GIVEN RECORDS
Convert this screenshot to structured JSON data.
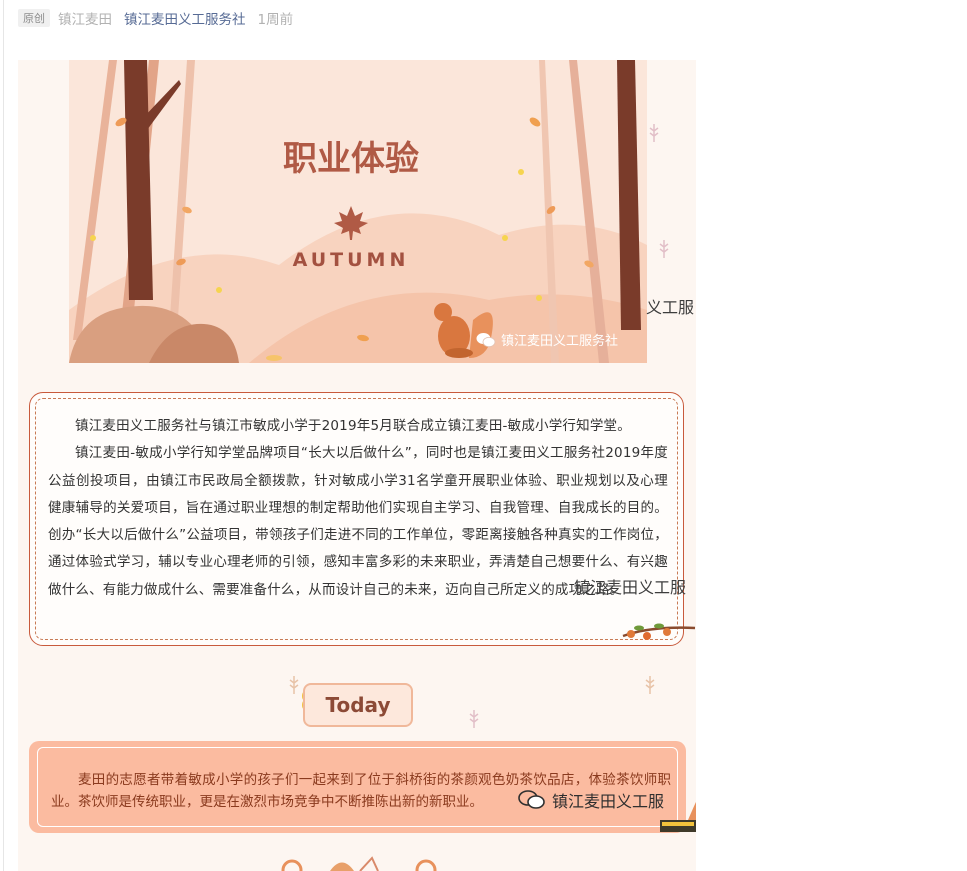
{
  "meta": {
    "badge": "原创",
    "author": "镇江麦田",
    "account": "镇江麦田义工服务社",
    "time": "1周前"
  },
  "banner": {
    "title": "职业体验",
    "season": "AUTUMN",
    "watermark": "镇江麦田义工服务社"
  },
  "cut_text": {
    "banner_right": "义工服",
    "para_right": "镇江麦田义工服",
    "footer_right": "镇江麦田义工服"
  },
  "intro": {
    "p1": "镇江麦田义工服务社与镇江市敏成小学于2019年5月联合成立镇江麦田-敏成小学行知学堂。",
    "p2": "镇江麦田-敏成小学行知学堂品牌项目“长大以后做什么”，同时也是镇江麦田义工服务社2019年度公益创投项目，由镇江市民政局全额拨款，针对敏成小学31名学童开展职业体验、职业规划以及心理健康辅导的关爱项目，旨在通过职业理想的制定帮助他们实现自主学习、自我管理、自我成长的目的。创办“长大以后做什么”公益项目，带领孩子们走进不同的工作单位，零距离接触各种真实的工作岗位，通过体验式学习，辅以专业心理老师的引领，感知丰富多彩的未来职业，弄清楚自己想要什么、有兴趣做什么、有能力做成什么、需要准备什么，从而设计自己的未来，迈向自己所定义的成功之路。"
  },
  "today": {
    "label": "Today"
  },
  "today_text": {
    "p1": "麦田的志愿者带着敏成小学的孩子们一起来到了位于斜桥街的茶颜观色奶茶饮品店，体验茶饮师职业。茶饮师是传统职业，更是在激烈市场竞争中不断推陈出新的新职业。"
  },
  "colors": {
    "link": "#576b95",
    "muted": "#b2b2b2",
    "banner_bg": "#fbe6da",
    "title": "#b05a45",
    "border": "#c85a3c",
    "today_bg": "#fde8dc",
    "salmon": "#fbbba0"
  },
  "icons": [
    "wechat-icon",
    "maple-leaf-icon",
    "squirrel-icon",
    "wheat-icon",
    "branch-icon"
  ]
}
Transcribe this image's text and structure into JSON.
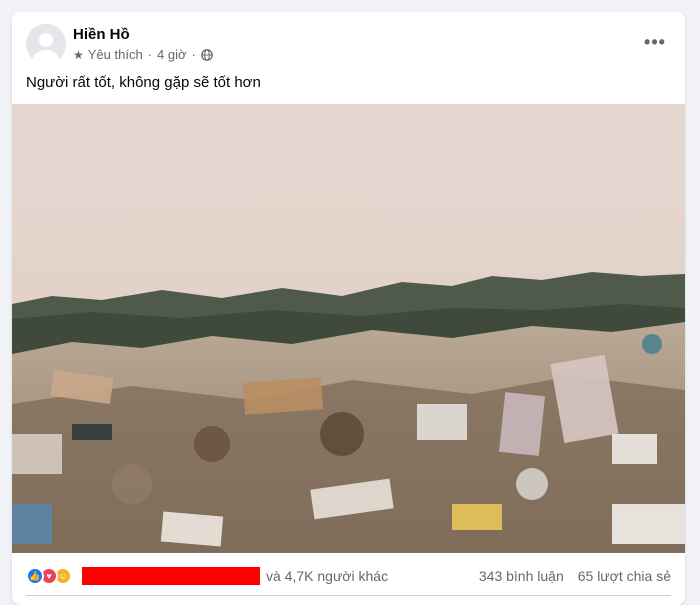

AIM OF THE TASK
Return every line holding the word "JSON" from the records.

EXERCISE ANSWER
Convert this screenshot to structured JSON data.
Transcribe this image's text and structure into JSON.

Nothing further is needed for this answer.